• TEXT PROVIDED:
# # # # #

= Super 35 =

Motion picture film format

Comparing the film area of Super 35 (framed for 2.39) to CinemaScope, standard widescreen and Techniscope

Super 35 (originally known as Superscope 235) is a motion picture film format that uses exactly the same film stock as standard 35 mm film, but puts a larger image frame on that stock by using the space normally reserved for the optical analog sound track.

== History ==
Super 35 was revived from a similar Superscope variant known as Superscope 235, which was originally developed by the Tushinsky Brothers (who founded Superscope Inc. in 1954) for RKO in 1954. The first film to be shot in Superscope was Vera Cruz, a western film produced by Hecht-Lancaster Productions and distributed through United Artists.

When cameraman Joe Dunton was preparing to shoot Dance Craze in 1980, he chose to revive the Superscope format by using a full silent-standard gate and slightly optically recentering the lens port (to adjust for the inclusion of the area of the optical soundtrack – the gray track on left side of the illustration). These two characteristics are central to the format.

# # # # #

• DATASET CONTENT:
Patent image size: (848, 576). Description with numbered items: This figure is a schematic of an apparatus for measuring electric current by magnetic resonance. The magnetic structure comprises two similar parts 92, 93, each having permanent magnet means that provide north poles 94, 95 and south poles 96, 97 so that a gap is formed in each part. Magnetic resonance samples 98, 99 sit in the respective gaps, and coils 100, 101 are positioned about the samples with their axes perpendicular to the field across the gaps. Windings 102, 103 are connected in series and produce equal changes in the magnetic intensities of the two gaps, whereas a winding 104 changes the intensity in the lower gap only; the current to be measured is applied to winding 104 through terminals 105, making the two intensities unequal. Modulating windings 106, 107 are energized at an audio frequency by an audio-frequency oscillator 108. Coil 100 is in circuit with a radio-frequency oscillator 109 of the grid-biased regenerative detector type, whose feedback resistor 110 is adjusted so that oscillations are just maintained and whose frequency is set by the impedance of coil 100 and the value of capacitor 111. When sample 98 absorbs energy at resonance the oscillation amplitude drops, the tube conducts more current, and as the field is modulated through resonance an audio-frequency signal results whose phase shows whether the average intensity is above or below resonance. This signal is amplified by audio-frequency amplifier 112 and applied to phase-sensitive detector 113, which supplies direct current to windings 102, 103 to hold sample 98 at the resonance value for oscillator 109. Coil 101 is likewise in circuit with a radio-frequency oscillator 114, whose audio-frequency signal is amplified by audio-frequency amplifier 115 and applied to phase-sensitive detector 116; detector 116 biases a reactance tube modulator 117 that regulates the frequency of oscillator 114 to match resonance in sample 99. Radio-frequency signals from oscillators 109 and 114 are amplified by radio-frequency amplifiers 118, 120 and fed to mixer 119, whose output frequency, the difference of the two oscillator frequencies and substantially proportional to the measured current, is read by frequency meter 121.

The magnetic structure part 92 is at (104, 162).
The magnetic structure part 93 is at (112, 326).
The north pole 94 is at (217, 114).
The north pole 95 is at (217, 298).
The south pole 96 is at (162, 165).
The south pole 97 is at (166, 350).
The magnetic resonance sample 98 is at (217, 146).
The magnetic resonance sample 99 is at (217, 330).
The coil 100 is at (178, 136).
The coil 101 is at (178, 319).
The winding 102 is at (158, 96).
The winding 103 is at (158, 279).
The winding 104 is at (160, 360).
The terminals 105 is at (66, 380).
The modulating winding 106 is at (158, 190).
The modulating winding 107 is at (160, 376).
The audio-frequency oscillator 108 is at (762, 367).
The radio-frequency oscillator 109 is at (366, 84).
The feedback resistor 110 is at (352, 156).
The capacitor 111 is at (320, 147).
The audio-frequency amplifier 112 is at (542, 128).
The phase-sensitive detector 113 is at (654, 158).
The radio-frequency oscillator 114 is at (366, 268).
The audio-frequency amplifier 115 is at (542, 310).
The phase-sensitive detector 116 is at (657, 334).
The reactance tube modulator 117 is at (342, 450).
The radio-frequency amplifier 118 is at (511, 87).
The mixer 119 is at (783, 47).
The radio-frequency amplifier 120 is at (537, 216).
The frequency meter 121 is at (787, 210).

# # # # #

Answer these questions from the Super 35 text.
1. What space on the film stock does Super 35 use to fit a larger image frame?
2. Who founded Superscope Inc., and in what year?
3. Which film was Joe Dunton preparing to shoot when he revived the Superscope format?
The lines are not needed for the task here.

• SOLUTION TO THIS PROBLEM:
1. The space normally reserved for the optical analog sound track.
2. The Tushinsky Brothers, in 1954.
3. Dance Craze.